(PROBLEM STATEMENT): Omit all pictures and give the records below again exactly as written.

(SUPPLIED RECORDS):
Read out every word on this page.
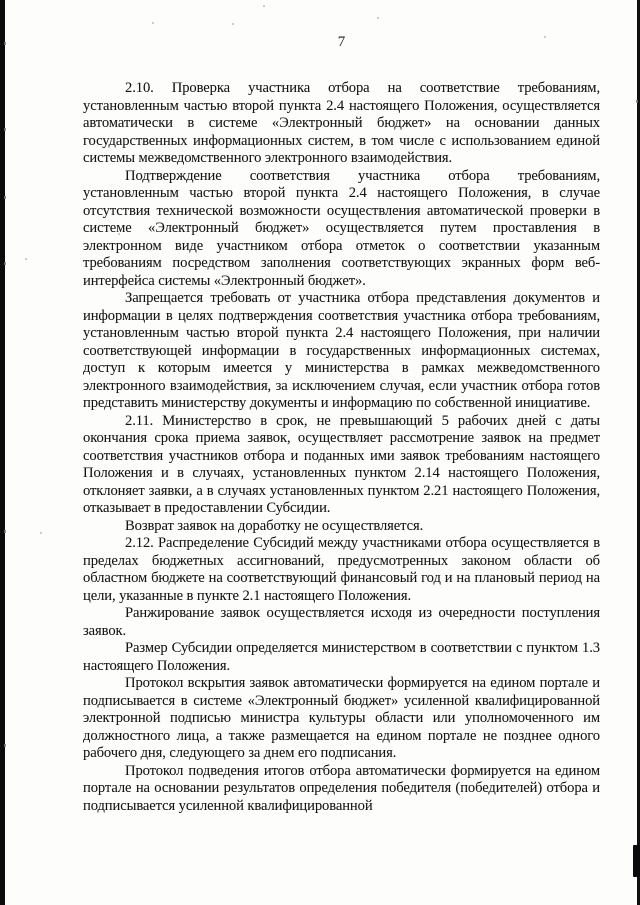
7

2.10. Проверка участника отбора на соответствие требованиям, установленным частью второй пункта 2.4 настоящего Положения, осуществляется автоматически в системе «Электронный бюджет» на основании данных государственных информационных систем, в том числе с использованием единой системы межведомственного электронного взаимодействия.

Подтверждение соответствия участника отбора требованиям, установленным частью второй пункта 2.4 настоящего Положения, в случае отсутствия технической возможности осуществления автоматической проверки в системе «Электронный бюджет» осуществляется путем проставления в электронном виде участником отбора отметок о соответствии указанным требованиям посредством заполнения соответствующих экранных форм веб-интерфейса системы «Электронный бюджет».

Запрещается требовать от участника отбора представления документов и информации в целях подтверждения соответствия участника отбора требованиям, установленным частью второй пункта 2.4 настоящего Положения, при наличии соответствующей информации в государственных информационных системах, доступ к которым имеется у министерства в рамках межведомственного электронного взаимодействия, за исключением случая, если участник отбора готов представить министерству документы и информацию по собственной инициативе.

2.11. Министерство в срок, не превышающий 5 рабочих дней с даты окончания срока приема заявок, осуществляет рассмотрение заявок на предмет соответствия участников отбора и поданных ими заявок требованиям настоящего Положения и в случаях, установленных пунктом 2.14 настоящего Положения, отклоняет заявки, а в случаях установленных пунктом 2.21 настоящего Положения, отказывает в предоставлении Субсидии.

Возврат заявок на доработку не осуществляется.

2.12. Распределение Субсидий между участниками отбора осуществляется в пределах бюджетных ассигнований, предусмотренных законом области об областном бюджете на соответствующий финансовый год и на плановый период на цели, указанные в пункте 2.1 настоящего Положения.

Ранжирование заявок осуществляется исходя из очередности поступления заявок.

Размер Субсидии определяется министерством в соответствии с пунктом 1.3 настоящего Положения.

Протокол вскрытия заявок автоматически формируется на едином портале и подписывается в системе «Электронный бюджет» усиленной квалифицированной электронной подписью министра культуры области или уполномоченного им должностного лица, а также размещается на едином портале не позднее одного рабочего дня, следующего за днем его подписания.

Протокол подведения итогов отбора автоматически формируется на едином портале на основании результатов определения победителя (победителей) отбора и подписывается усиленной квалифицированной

(THE OUTPUT):
Read out every word on this page.
7

2.10. Проверка участника отбора на соответствие требованиям, установленным частью второй пункта 2.4 настоящего Положения, осуществляется автоматически в системе «Электронный бюджет» на основании данных государственных информационных систем, в том числе с использованием единой системы межведомственного электронного взаимодействия.

Подтверждение соответствия участника отбора требованиям, установленным частью второй пункта 2.4 настоящего Положения, в случае отсутствия технической возможности осуществления автоматической проверки в системе «Электронный бюджет» осуществляется путем проставления в электронном виде участником отбора отметок о соответствии указанным требованиям посредством заполнения соответствующих экранных форм веб-интерфейса системы «Электронный бюджет».

Запрещается требовать от участника отбора представления документов и информации в целях подтверждения соответствия участника отбора требованиям, установленным частью второй пункта 2.4 настоящего Положения, при наличии соответствующей информации в государственных информационных системах, доступ к которым имеется у министерства в рамках межведомственного электронного взаимодействия, за исключением случая, если участник отбора готов представить министерству документы и информацию по собственной инициативе.

2.11. Министерство в срок, не превышающий 5 рабочих дней с даты окончания срока приема заявок, осуществляет рассмотрение заявок на предмет соответствия участников отбора и поданных ими заявок требованиям настоящего Положения и в случаях, установленных пунктом 2.14 настоящего Положения, отклоняет заявки, а в случаях установленных пунктом 2.21 настоящего Положения, отказывает в предоставлении Субсидии.

Возврат заявок на доработку не осуществляется.

2.12. Распределение Субсидий между участниками отбора осуществляется в пределах бюджетных ассигнований, предусмотренных законом области об областном бюджете на соответствующий финансовый год и на плановый период на цели, указанные в пункте 2.1 настоящего Положения.

Ранжирование заявок осуществляется исходя из очередности поступления заявок.

Размер Субсидии определяется министерством в соответствии с пунктом 1.3 настоящего Положения.

Протокол вскрытия заявок автоматически формируется на едином портале и подписывается в системе «Электронный бюджет» усиленной квалифицированной электронной подписью министра культуры области или уполномоченного им должностного лица, а также размещается на едином портале не позднее одного рабочего дня, следующего за днем его подписания.

Протокол подведения итогов отбора автоматически формируется на едином портале на основании результатов определения победителя (победителей) отбора и подписывается усиленной квалифицированной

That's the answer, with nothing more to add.